-- WHAT YOU SHOULD DO --
Gather up the lines that contain "screenshot".

-- RECORDS SUPPLIED --
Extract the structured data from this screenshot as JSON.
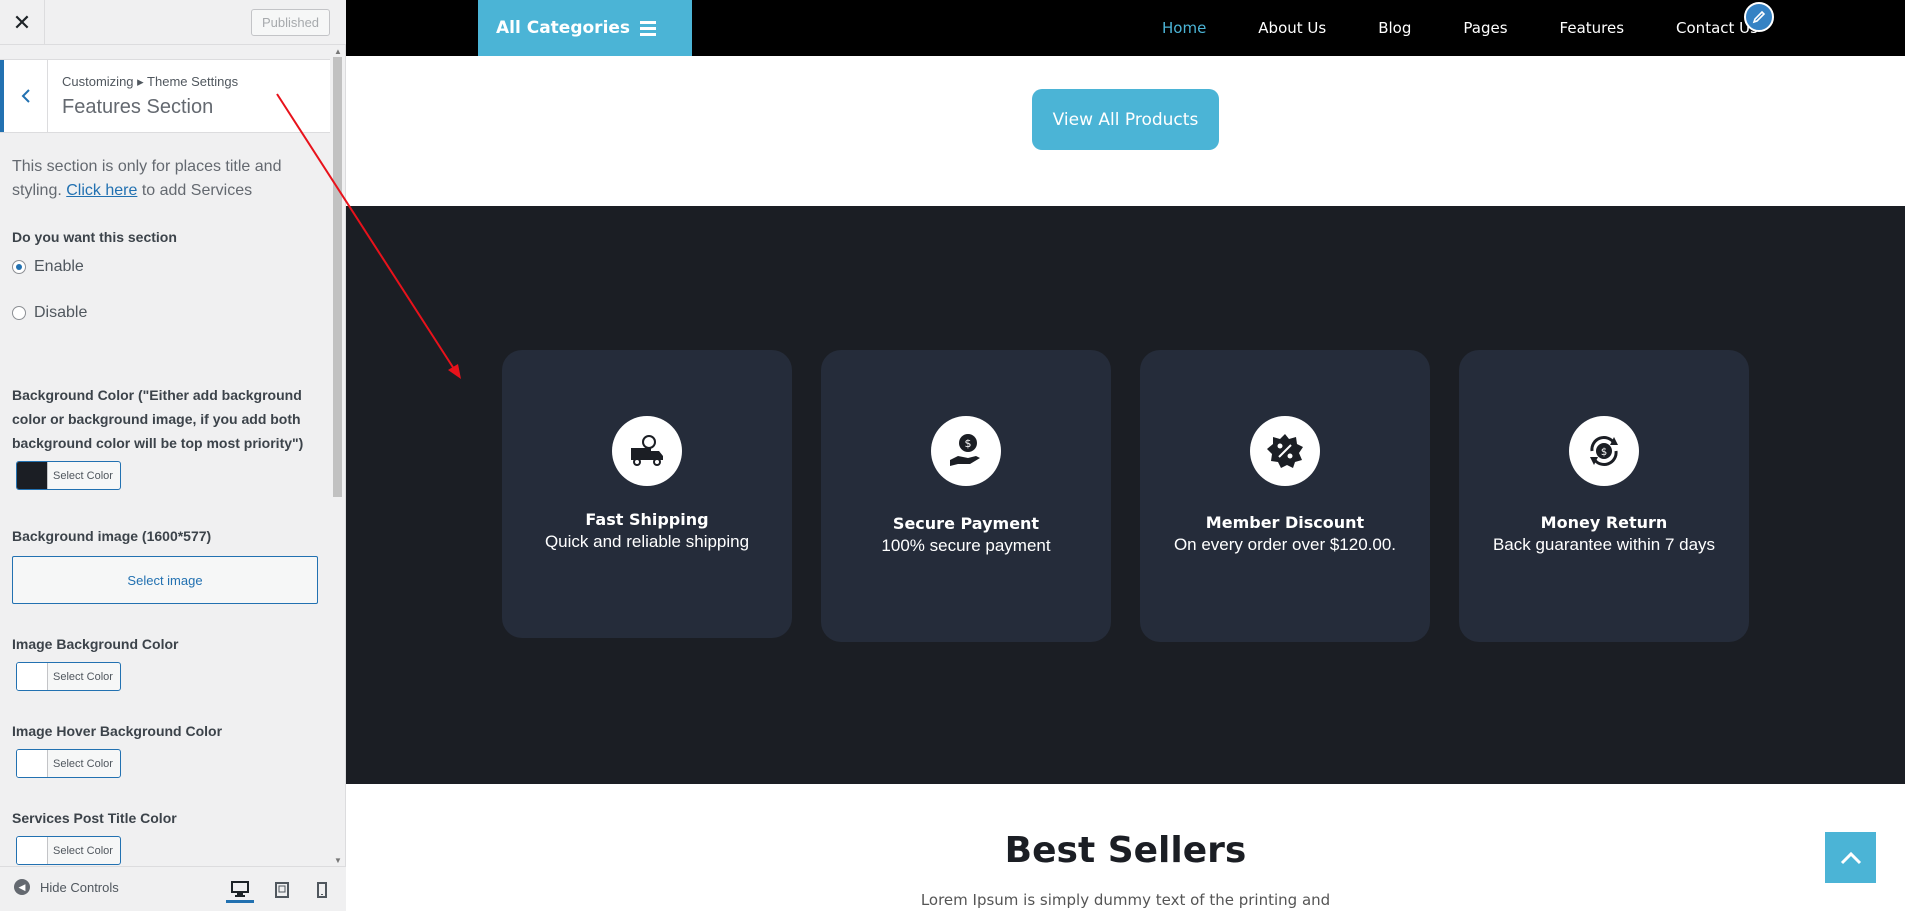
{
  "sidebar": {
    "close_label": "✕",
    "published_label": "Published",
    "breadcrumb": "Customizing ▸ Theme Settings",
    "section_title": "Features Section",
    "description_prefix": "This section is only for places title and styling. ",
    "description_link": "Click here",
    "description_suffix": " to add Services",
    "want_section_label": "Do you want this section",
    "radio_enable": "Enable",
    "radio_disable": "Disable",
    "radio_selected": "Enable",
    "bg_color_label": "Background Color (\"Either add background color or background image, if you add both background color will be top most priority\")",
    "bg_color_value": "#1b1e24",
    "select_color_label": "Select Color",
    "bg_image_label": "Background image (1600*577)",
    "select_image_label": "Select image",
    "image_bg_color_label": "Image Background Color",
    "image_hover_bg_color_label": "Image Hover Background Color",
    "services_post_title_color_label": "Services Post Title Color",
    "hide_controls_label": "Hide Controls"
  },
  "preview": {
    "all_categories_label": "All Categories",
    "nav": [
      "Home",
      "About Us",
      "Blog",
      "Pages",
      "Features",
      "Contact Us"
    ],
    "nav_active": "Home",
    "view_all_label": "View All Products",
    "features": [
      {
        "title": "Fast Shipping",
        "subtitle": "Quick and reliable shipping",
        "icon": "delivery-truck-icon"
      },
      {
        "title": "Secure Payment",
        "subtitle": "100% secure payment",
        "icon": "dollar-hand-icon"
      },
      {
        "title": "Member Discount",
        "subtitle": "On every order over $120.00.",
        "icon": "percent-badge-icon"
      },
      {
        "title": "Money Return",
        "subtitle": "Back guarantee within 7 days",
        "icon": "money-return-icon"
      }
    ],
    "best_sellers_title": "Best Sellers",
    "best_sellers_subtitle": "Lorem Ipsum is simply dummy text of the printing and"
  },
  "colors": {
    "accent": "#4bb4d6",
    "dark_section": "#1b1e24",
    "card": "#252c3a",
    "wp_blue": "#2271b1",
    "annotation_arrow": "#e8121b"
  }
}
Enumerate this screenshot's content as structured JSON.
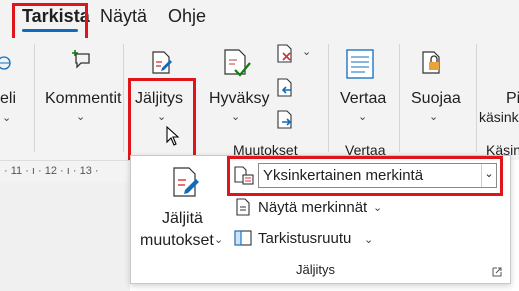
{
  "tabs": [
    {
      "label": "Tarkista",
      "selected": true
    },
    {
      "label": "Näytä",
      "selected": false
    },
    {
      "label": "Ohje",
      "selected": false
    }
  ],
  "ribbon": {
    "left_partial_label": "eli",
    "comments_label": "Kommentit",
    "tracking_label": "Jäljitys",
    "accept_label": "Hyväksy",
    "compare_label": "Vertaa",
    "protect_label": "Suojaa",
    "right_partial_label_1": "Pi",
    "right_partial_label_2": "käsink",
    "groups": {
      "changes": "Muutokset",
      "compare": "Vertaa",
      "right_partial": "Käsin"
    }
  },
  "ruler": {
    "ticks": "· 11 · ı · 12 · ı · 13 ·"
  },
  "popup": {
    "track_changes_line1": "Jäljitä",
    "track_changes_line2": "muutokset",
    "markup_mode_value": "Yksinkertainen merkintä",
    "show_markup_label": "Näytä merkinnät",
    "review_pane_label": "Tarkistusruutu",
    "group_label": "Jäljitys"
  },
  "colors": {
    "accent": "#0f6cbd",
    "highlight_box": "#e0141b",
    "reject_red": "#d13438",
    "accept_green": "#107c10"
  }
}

-- COMPLETE RESPONSE --
Extract the structured data from this screenshot as JSON.
Enumerate this screenshot's content as structured JSON.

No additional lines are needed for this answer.